[start]
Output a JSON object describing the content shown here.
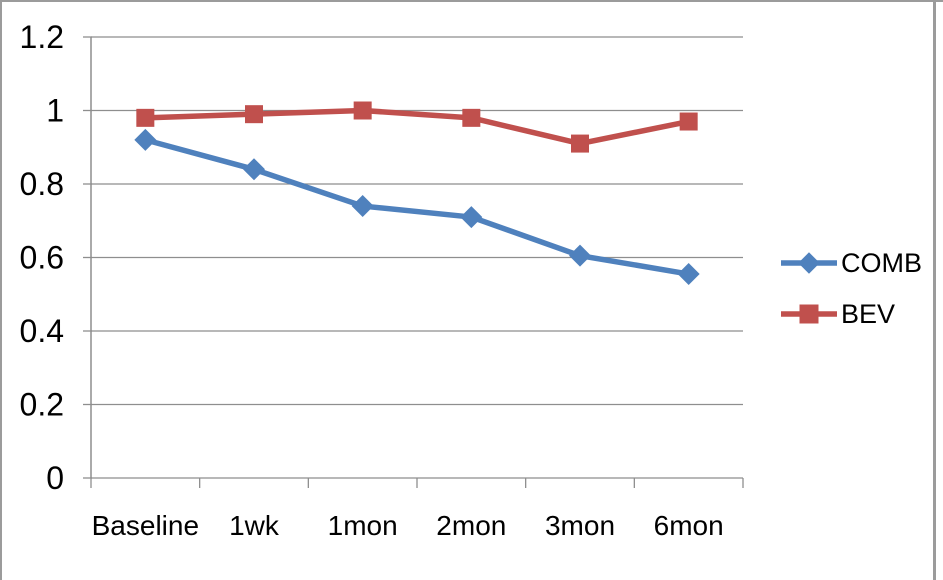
{
  "chart_data": {
    "type": "line",
    "categories": [
      "Baseline",
      "1wk",
      "1mon",
      "2mon",
      "3mon",
      "6mon"
    ],
    "series": [
      {
        "name": "COMB",
        "color": "#4F81BD",
        "marker": "diamond",
        "values": [
          0.92,
          0.84,
          0.74,
          0.71,
          0.605,
          0.555
        ]
      },
      {
        "name": "BEV",
        "color": "#C0504D",
        "marker": "square",
        "values": [
          0.98,
          0.99,
          1.0,
          0.98,
          0.91,
          0.97
        ]
      }
    ],
    "yticks": [
      0,
      0.2,
      0.4,
      0.6,
      0.8,
      1,
      1.2
    ],
    "ytick_labels": [
      "0",
      "0.2",
      "0.4",
      "0.6",
      "0.8",
      "1",
      "1.2"
    ],
    "ylim": [
      0,
      1.2
    ],
    "title": "",
    "xlabel": "",
    "ylabel": "",
    "grid": true,
    "legend_position": "right",
    "axis_color": "#8e8e8e",
    "text_color": "#000000",
    "background_color": "#ffffff",
    "frame_border_color": "#9b9b9b"
  }
}
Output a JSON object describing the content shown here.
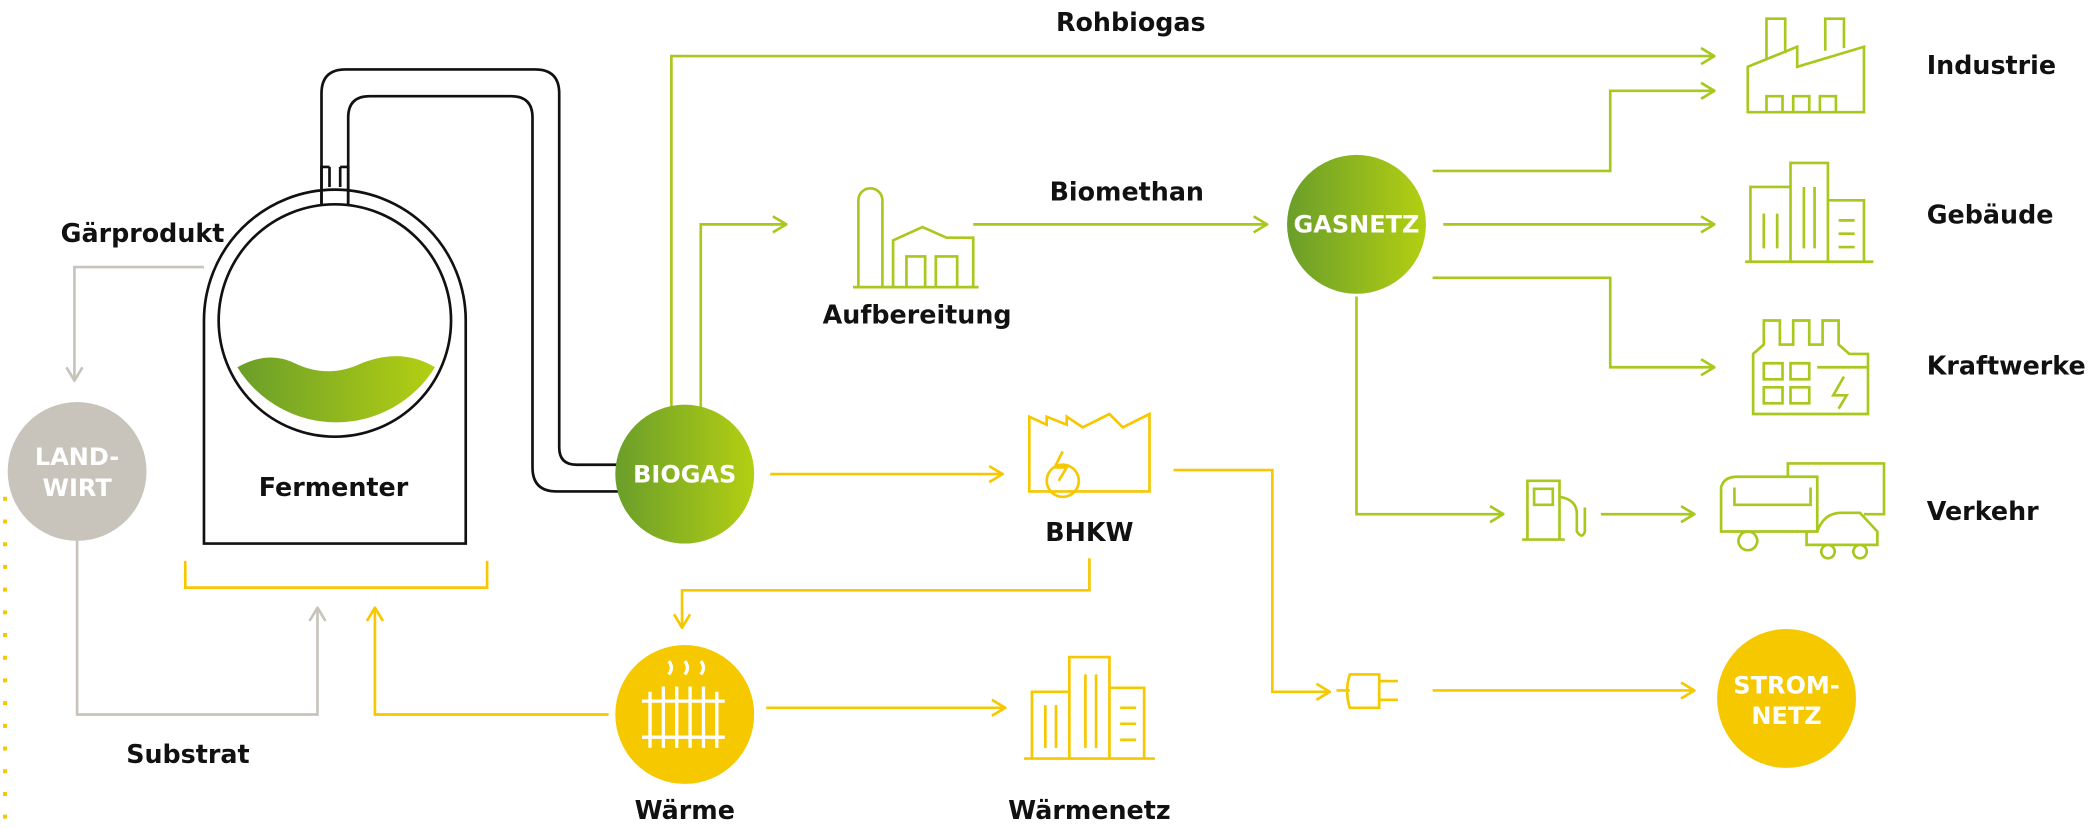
{
  "texts": [
    "Rohbiogas",
    "Industrie",
    "Biomethan",
    "Gärprodukt",
    "Gebäude",
    "Aufbereitung",
    "Kraftwerke",
    "Fermenter",
    "BHKW",
    "Verkehr",
    "Substrat",
    "Wärme",
    "Wärmenetz"
  ],
  "hubs": [
    {
      "lines": [
        "LAND-",
        "WIRT"
      ]
    },
    {
      "lines": [
        "BIOGAS"
      ]
    },
    {
      "lines": [
        "GASNETZ"
      ]
    },
    {
      "lines": [
        "STROM-",
        "NETZ"
      ]
    }
  ]
}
[end]
» PROBLEM REQUIREMENTS
Omit all pictures while transcribing the entries verbatim.

» RESPONSE TO THIS TASK
Output a JSON object describing the content shown here.
{
  "chart_data": {
    "type": "line",
    "categories": [
      "Baseline",
      "1wk",
      "1mon",
      "2mon",
      "3mon",
      "6mon"
    ],
    "series": [
      {
        "name": "COMB",
        "color": "#4F81BD",
        "marker": "diamond",
        "values": [
          0.92,
          0.84,
          0.74,
          0.71,
          0.605,
          0.555
        ]
      },
      {
        "name": "BEV",
        "color": "#C0504D",
        "marker": "square",
        "values": [
          0.98,
          0.99,
          1.0,
          0.98,
          0.91,
          0.97
        ]
      }
    ],
    "yticks": [
      0,
      0.2,
      0.4,
      0.6,
      0.8,
      1,
      1.2
    ],
    "ytick_labels": [
      "0",
      "0.2",
      "0.4",
      "0.6",
      "0.8",
      "1",
      "1.2"
    ],
    "ylim": [
      0,
      1.2
    ],
    "title": "",
    "xlabel": "",
    "ylabel": "",
    "grid": true,
    "legend_position": "right",
    "axis_color": "#8e8e8e",
    "text_color": "#000000",
    "background_color": "#ffffff",
    "frame_border_color": "#9b9b9b"
  }
}
Output a JSON object describing the content shown here.
{
  "texts": [
    "Rohbiogas",
    "Industrie",
    "Biomethan",
    "Gärprodukt",
    "Gebäude",
    "Aufbereitung",
    "Kraftwerke",
    "Fermenter",
    "BHKW",
    "Verkehr",
    "Substrat",
    "Wärme",
    "Wärmenetz"
  ],
  "hubs": [
    {
      "lines": [
        "LAND-",
        "WIRT"
      ]
    },
    {
      "lines": [
        "BIOGAS"
      ]
    },
    {
      "lines": [
        "GASNETZ"
      ]
    },
    {
      "lines": [
        "STROM-",
        "NETZ"
      ]
    }
  ]
}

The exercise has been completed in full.